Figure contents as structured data
----

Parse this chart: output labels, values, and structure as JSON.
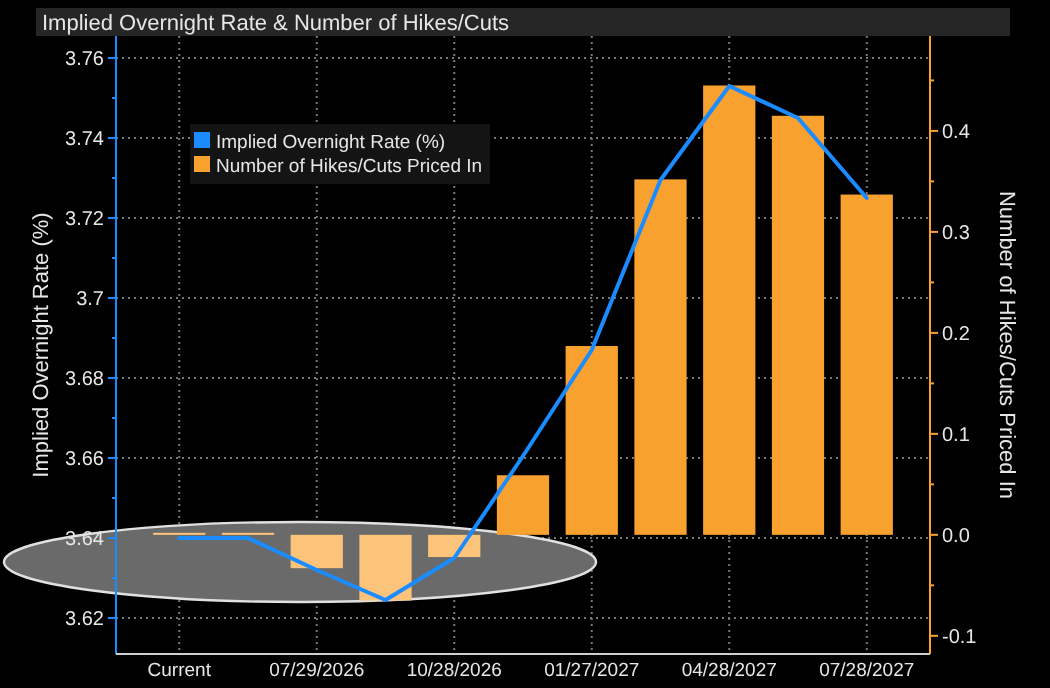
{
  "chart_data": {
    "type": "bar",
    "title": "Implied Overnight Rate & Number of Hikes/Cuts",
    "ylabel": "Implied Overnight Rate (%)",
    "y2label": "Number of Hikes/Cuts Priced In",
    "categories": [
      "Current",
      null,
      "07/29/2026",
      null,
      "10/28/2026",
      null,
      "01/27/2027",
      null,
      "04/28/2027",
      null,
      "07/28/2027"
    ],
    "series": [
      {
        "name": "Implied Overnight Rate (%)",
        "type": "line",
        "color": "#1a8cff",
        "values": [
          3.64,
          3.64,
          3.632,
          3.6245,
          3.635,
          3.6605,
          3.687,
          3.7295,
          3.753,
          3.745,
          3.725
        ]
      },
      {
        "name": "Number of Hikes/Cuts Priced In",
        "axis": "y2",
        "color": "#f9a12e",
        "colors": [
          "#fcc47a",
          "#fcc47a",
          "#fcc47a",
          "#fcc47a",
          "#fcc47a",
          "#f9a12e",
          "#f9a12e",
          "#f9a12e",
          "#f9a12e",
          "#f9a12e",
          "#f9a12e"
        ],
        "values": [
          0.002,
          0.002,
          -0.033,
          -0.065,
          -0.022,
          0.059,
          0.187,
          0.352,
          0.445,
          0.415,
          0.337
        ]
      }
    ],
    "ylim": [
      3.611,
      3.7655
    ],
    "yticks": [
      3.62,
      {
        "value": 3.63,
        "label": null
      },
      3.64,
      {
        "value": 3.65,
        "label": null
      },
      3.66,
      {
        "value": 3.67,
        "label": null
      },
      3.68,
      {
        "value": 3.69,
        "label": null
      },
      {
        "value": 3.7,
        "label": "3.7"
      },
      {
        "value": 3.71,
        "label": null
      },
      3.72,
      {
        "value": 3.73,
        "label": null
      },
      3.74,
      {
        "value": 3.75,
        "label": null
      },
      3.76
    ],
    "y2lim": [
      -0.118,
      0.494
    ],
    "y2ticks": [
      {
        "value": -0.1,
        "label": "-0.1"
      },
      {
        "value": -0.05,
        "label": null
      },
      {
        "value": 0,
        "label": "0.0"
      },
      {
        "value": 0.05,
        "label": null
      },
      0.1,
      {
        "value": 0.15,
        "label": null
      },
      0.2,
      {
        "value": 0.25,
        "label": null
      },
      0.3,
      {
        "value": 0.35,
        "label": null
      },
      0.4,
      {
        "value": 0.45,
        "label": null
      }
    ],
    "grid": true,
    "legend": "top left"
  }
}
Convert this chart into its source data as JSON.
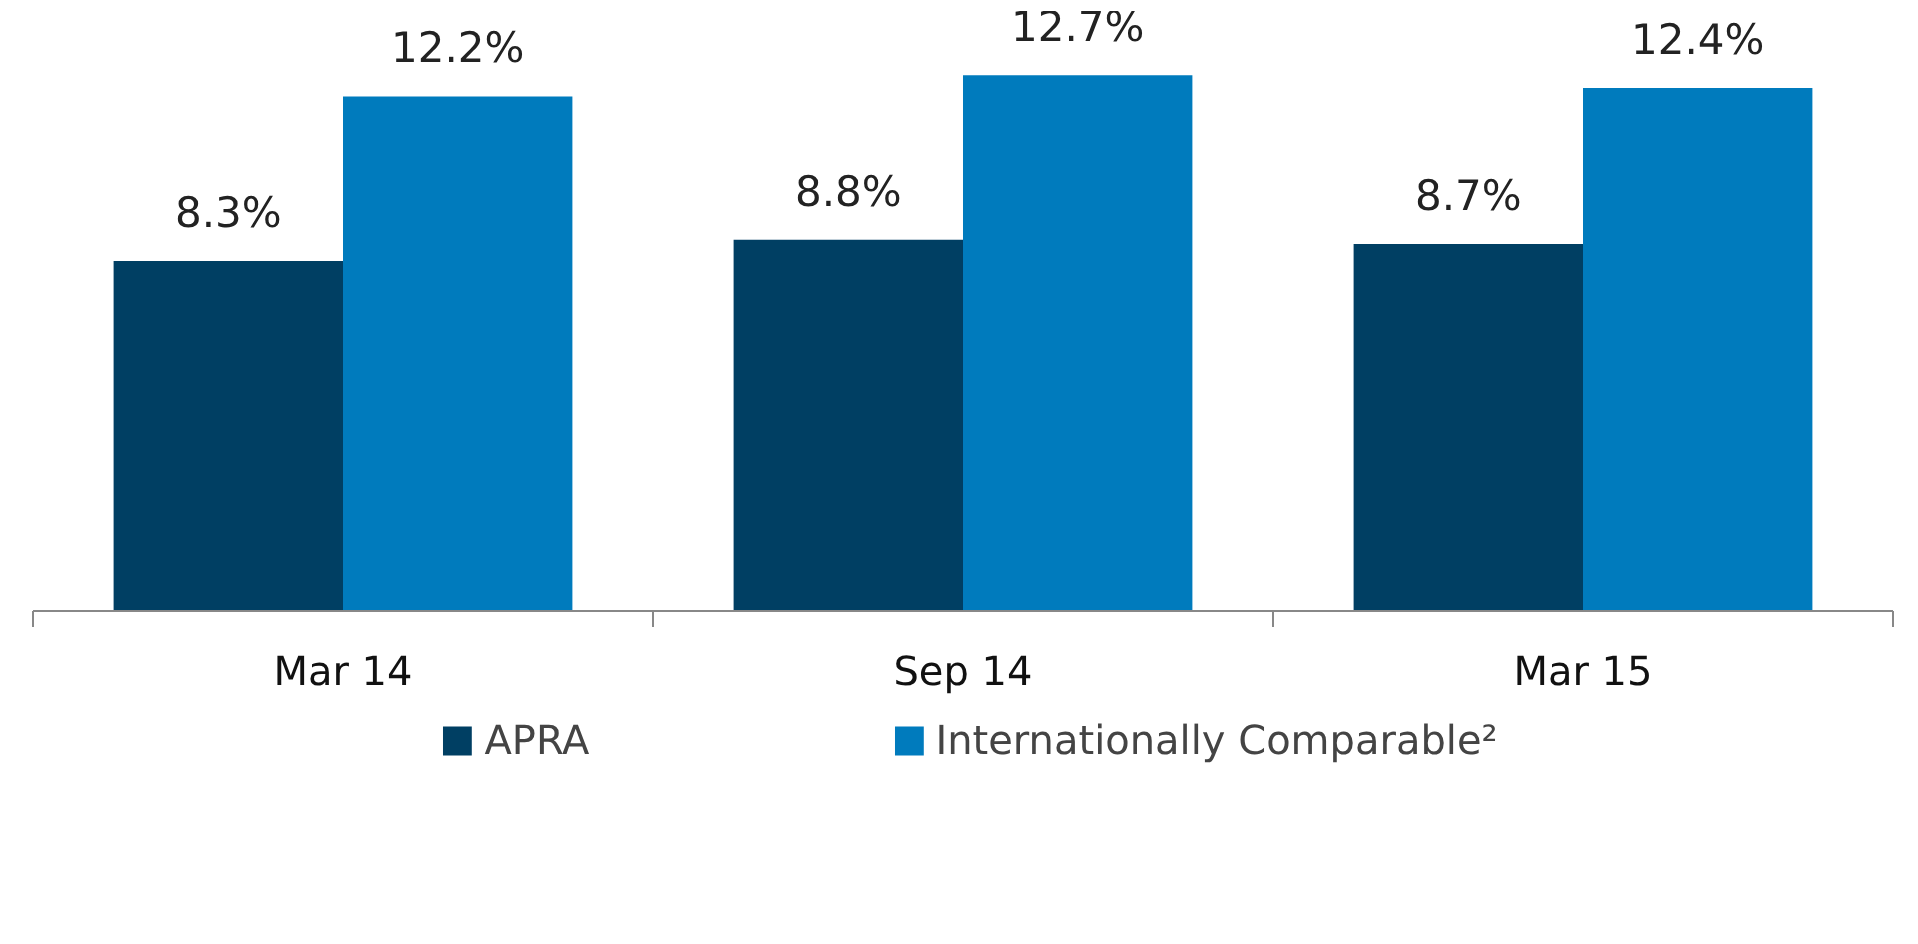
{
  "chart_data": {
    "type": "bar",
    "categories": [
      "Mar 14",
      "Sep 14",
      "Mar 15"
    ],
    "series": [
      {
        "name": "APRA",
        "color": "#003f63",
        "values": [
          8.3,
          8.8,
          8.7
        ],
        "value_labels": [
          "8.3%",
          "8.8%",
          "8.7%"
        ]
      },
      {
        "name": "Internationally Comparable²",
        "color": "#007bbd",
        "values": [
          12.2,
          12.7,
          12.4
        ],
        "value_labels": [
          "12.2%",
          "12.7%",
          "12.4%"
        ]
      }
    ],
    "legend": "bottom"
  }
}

----

• _Directions for this task_:
In the records above, find each line with the word "name" and copy it.

• _Answer to this exercise_:
        "name": "Implied Overnight Rate (%)",
        "name": "Number of Hikes/Cuts Priced In",
        "name": "APRA",
        "name": "Internationally Comparable²",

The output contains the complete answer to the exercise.